**Text under study**
- - - - - - -

Similarly to LSD, LEK-8829 is sensitive to photodegradation, rapidly decomposing into LEK-1814 (10α-hydroxy-9,10-dihydro-LEK-8829) upon direct exposure to daylight.^[1][8] This degradation product was several orders of magnitude less potent than LEK-8829 as a serotonin receptor antagonist.^[8] The chemical synthesis of LEK-8829 has been described.^[1] Close analogues of LEK-8829 include LEK-8804, LEK-8822, LEK-8841, and LEK-8842 (TRALA-01), among others.^[9][10][3] In contrast to LEK-8829, LEK-8804 shows serotonin 5-HT_1A receptor agonism^[10] and LEK-8842 shows high-efficacy serotonin 5-HT_2A receptor partial agonism.^[9][11]

LEK-8829 was first described in the scientific literature by 1994.^[3] It was developed by the Slovenian pharmaceutical company Lek Pharmaceuticals.^[1][2][4] The drug was developed and investigated for potential medical use, including treatment of schizophrenia, other forms of psychosis, parkinsonism, and drug addiction.^{[1][2][4][12]} However, it never progressed beyond the preclinical research stage of development.^[4]

- - - - - - -

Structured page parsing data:
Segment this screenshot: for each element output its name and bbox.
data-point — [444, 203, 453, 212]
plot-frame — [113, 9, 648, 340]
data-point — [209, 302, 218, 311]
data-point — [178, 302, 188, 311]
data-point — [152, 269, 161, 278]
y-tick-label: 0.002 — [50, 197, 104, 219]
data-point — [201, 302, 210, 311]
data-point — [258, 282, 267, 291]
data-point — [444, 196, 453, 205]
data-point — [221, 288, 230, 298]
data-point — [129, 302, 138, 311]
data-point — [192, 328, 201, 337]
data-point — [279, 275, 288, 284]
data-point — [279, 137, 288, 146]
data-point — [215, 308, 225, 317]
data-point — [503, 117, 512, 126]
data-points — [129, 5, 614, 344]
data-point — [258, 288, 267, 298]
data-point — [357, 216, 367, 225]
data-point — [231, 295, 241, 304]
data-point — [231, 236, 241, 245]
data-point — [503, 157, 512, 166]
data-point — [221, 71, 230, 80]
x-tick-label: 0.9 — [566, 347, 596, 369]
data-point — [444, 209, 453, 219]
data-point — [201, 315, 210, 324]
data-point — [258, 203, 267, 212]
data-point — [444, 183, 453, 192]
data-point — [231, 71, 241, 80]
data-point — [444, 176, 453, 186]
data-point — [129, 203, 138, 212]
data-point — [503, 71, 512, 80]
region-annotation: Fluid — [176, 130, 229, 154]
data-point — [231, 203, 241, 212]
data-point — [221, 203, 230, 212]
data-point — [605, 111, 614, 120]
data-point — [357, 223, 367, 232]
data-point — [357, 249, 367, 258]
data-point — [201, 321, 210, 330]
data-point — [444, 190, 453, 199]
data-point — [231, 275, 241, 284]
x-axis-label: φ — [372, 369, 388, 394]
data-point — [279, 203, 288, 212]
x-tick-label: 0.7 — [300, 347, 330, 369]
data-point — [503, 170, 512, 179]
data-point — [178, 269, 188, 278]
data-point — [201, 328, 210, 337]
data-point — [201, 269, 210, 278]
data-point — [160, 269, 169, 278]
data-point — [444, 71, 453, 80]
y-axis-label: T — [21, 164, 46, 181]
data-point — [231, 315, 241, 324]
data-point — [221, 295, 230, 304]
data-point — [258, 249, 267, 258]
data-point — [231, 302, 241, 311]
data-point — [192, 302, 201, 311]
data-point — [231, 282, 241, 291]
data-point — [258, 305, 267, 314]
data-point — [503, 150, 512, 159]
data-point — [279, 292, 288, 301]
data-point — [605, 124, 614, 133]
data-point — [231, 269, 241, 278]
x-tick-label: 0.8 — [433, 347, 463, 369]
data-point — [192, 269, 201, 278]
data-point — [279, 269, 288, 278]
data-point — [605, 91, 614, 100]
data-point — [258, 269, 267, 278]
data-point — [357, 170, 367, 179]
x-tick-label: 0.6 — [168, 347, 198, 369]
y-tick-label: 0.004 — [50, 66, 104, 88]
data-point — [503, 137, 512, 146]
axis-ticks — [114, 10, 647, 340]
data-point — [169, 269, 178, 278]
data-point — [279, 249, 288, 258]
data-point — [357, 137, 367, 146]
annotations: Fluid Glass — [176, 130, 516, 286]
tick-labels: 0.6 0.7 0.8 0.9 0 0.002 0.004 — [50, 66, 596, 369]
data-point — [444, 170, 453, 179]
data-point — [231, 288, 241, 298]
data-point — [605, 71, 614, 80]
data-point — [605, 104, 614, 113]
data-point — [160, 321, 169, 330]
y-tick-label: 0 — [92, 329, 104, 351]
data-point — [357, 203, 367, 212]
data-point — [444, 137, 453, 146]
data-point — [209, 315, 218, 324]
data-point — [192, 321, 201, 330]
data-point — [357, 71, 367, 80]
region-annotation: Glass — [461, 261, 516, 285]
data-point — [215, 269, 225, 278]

- - - - - - -

Decide whether each statement agrees with the text about LEK-8829, answering yes or no and quoting the words from the text that settle it. (a) LEK-1814 is a more potent serotonin receptor antagonist than LEK-8829. (b) LEK-8829 was developed by a Slovenian pharmaceutical company. (c) LEK-8829 advanced into clinical testing. Rely only on the text about LEK-8829 and set the material aside.

(a) No: "This degradation product was several orders of magnitude less potent than LEK-8829 as a serotonin receptor antagonist."
(b) Yes: "It was developed by the Slovenian pharmaceutical company Lek Pharmaceuticals."
(c) No: "it never progressed beyond the preclinical research stage of development."